Problem requirements
Copy every record below, exactly as written.

Exercise data
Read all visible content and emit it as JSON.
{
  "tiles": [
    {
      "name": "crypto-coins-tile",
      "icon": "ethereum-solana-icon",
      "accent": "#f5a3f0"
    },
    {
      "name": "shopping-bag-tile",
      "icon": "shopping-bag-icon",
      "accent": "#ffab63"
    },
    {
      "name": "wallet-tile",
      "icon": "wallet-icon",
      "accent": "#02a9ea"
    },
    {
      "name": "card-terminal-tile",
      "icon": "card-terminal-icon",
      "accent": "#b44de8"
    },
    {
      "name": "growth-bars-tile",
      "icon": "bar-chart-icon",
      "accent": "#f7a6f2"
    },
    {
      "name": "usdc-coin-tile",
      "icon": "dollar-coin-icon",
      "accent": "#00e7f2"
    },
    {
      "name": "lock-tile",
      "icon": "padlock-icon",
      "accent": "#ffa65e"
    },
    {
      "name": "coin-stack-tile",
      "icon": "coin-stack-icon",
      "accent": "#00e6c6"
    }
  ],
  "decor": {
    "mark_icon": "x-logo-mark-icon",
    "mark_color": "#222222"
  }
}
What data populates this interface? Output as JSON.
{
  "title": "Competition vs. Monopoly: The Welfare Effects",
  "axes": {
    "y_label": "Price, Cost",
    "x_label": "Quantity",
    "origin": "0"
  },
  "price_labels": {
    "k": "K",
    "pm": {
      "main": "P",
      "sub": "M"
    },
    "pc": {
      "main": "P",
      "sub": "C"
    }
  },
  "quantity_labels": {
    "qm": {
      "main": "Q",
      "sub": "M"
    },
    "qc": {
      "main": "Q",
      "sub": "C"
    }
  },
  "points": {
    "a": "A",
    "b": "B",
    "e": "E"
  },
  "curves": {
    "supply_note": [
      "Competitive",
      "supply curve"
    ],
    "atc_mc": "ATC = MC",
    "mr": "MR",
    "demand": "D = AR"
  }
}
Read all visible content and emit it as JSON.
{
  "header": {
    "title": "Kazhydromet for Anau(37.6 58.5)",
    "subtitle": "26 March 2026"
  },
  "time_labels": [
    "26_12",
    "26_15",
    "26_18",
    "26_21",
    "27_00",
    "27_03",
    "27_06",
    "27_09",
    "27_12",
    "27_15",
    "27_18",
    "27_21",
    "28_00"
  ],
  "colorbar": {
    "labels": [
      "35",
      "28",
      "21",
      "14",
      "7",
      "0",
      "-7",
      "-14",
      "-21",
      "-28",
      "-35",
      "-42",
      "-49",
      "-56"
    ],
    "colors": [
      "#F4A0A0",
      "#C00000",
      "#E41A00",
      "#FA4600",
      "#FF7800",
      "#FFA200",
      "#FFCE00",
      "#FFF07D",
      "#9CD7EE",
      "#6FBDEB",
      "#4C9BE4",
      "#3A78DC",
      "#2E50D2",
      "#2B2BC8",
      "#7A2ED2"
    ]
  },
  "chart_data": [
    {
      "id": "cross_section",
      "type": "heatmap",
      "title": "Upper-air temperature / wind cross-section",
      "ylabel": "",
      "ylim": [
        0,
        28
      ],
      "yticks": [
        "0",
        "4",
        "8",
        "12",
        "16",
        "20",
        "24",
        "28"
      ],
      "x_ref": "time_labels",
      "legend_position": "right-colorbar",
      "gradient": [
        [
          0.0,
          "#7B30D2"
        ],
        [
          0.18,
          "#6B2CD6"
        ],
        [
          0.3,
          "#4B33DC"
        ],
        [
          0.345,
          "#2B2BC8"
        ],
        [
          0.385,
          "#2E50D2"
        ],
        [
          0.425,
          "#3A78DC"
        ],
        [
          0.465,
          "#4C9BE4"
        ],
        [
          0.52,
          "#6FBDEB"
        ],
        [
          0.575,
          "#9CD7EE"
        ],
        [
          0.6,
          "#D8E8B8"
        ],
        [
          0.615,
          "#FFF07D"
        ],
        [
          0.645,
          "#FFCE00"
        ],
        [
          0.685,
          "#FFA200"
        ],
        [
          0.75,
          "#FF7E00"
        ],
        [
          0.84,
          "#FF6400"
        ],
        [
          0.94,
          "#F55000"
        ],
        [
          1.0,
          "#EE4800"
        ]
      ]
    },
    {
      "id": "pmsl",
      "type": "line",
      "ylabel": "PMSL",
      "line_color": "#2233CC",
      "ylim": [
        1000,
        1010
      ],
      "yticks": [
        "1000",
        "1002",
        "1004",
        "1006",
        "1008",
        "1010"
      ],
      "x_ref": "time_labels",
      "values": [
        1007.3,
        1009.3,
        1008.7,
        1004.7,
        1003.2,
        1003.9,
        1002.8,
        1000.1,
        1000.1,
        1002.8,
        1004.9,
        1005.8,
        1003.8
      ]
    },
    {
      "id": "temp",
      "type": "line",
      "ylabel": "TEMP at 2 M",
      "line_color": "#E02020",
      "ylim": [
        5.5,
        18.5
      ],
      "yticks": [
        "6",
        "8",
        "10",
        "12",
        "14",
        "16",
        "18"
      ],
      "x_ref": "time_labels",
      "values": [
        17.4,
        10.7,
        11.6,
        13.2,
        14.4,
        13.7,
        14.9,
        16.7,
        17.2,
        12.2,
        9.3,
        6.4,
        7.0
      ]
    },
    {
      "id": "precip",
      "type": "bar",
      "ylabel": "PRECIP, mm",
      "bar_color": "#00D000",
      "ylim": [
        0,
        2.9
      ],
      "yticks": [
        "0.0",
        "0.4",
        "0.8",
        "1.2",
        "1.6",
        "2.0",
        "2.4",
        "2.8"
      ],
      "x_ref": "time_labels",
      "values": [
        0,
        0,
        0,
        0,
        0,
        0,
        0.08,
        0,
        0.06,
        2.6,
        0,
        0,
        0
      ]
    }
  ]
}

In response
Read all visible content and emit it as JSON.
{
  "tiles": [
    {
      "name": "crypto-coins-tile",
      "icon": "ethereum-solana-icon",
      "accent": "#f5a3f0"
    },
    {
      "name": "shopping-bag-tile",
      "icon": "shopping-bag-icon",
      "accent": "#ffab63"
    },
    {
      "name": "wallet-tile",
      "icon": "wallet-icon",
      "accent": "#02a9ea"
    },
    {
      "name": "card-terminal-tile",
      "icon": "card-terminal-icon",
      "accent": "#b44de8"
    },
    {
      "name": "growth-bars-tile",
      "icon": "bar-chart-icon",
      "accent": "#f7a6f2"
    },
    {
      "name": "usdc-coin-tile",
      "icon": "dollar-coin-icon",
      "accent": "#00e7f2"
    },
    {
      "name": "lock-tile",
      "icon": "padlock-icon",
      "accent": "#ffa65e"
    },
    {
      "name": "coin-stack-tile",
      "icon": "coin-stack-icon",
      "accent": "#00e6c6"
    }
  ],
  "decor": {
    "mark_icon": "x-logo-mark-icon",
    "mark_color": "#222222"
  }
}
What data populates this interface? Output as JSON.
{
  "title": "Competition vs. Monopoly: The Welfare Effects",
  "axes": {
    "y_label": "Price, Cost",
    "x_label": "Quantity",
    "origin": "0"
  },
  "price_labels": {
    "k": "K",
    "pm": {
      "main": "P",
      "sub": "M"
    },
    "pc": {
      "main": "P",
      "sub": "C"
    }
  },
  "quantity_labels": {
    "qm": {
      "main": "Q",
      "sub": "M"
    },
    "qc": {
      "main": "Q",
      "sub": "C"
    }
  },
  "points": {
    "a": "A",
    "b": "B",
    "e": "E"
  },
  "curves": {
    "supply_note": [
      "Competitive",
      "supply curve"
    ],
    "atc_mc": "ATC = MC",
    "mr": "MR",
    "demand": "D = AR"
  }
}
Read all visible content and emit it as JSON.
{
  "header": {
    "title": "Kazhydromet for Anau(37.6 58.5)",
    "subtitle": "26 March 2026"
  },
  "time_labels": [
    "26_12",
    "26_15",
    "26_18",
    "26_21",
    "27_00",
    "27_03",
    "27_06",
    "27_09",
    "27_12",
    "27_15",
    "27_18",
    "27_21",
    "28_00"
  ],
  "colorbar": {
    "labels": [
      "35",
      "28",
      "21",
      "14",
      "7",
      "0",
      "-7",
      "-14",
      "-21",
      "-28",
      "-35",
      "-42",
      "-49",
      "-56"
    ],
    "colors": [
      "#F4A0A0",
      "#C00000",
      "#E41A00",
      "#FA4600",
      "#FF7800",
      "#FFA200",
      "#FFCE00",
      "#FFF07D",
      "#9CD7EE",
      "#6FBDEB",
      "#4C9BE4",
      "#3A78DC",
      "#2E50D2",
      "#2B2BC8",
      "#7A2ED2"
    ]
  },
  "chart_data": [
    {
      "id": "cross_section",
      "type": "heatmap",
      "title": "Upper-air temperature / wind cross-section",
      "ylabel": "",
      "ylim": [
        0,
        28
      ],
      "yticks": [
        "0",
        "4",
        "8",
        "12",
        "16",
        "20",
        "24",
        "28"
      ],
      "x_ref": "time_labels",
      "legend_position": "right-colorbar",
      "gradient": [
        [
          0.0,
          "#7B30D2"
        ],
        [
          0.18,
          "#6B2CD6"
        ],
        [
          0.3,
          "#4B33DC"
        ],
        [
          0.345,
          "#2B2BC8"
        ],
        [
          0.385,
          "#2E50D2"
        ],
        [
          0.425,
          "#3A78DC"
        ],
        [
          0.465,
          "#4C9BE4"
        ],
        [
          0.52,
          "#6FBDEB"
        ],
        [
          0.575,
          "#9CD7EE"
        ],
        [
          0.6,
          "#D8E8B8"
        ],
        [
          0.615,
          "#FFF07D"
        ],
        [
          0.645,
          "#FFCE00"
        ],
        [
          0.685,
          "#FFA200"
        ],
        [
          0.75,
          "#FF7E00"
        ],
        [
          0.84,
          "#FF6400"
        ],
        [
          0.94,
          "#F55000"
        ],
        [
          1.0,
          "#EE4800"
        ]
      ]
    },
    {
      "id": "pmsl",
      "type": "line",
      "ylabel": "PMSL",
      "line_color": "#2233CC",
      "ylim": [
        1000,
        1010
      ],
      "yticks": [
        "1000",
        "1002",
        "1004",
        "1006",
        "1008",
        "1010"
      ],
      "x_ref": "time_labels",
      "values": [
        1007.3,
        1009.3,
        1008.7,
        1004.7,
        1003.2,
        1003.9,
        1002.8,
        1000.1,
        1000.1,
        1002.8,
        1004.9,
        1005.8,
        1003.8
      ]
    },
    {
      "id": "temp",
      "type": "line",
      "ylabel": "TEMP at 2 M",
      "line_color": "#E02020",
      "ylim": [
        5.5,
        18.5
      ],
      "yticks": [
        "6",
        "8",
        "10",
        "12",
        "14",
        "16",
        "18"
      ],
      "x_ref": "time_labels",
      "values": [
        17.4,
        10.7,
        11.6,
        13.2,
        14.4,
        13.7,
        14.9,
        16.7,
        17.2,
        12.2,
        9.3,
        6.4,
        7.0
      ]
    },
    {
      "id": "precip",
      "type": "bar",
      "ylabel": "PRECIP, mm",
      "bar_color": "#00D000",
      "ylim": [
        0,
        2.9
      ],
      "yticks": [
        "0.0",
        "0.4",
        "0.8",
        "1.2",
        "1.6",
        "2.0",
        "2.4",
        "2.8"
      ],
      "x_ref": "time_labels",
      "values": [
        0,
        0,
        0,
        0,
        0,
        0,
        0.08,
        0,
        0.06,
        2.6,
        0,
        0,
        0
      ]
    }
  ]
}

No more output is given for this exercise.